YOUR GOAL: From the listing below, tally the lines that include "Studies". Return only the total.

DATA PROVIDED:
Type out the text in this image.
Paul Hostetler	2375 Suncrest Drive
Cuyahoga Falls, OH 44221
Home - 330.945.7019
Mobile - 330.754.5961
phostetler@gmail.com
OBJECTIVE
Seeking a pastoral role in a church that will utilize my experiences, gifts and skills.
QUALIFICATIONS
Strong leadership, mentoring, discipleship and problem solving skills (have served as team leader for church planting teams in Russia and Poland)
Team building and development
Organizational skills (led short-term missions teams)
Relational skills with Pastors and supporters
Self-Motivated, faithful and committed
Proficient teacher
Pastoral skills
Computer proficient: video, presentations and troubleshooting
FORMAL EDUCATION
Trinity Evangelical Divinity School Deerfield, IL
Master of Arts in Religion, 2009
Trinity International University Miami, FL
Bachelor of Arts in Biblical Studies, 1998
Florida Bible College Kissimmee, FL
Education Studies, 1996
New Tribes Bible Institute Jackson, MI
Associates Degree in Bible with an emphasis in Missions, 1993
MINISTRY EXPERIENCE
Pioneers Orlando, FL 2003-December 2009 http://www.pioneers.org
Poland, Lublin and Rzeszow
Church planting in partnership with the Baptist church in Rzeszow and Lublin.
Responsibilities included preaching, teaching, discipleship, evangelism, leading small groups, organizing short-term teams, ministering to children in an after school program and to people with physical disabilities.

SOLUTION TO THIS TASK: 2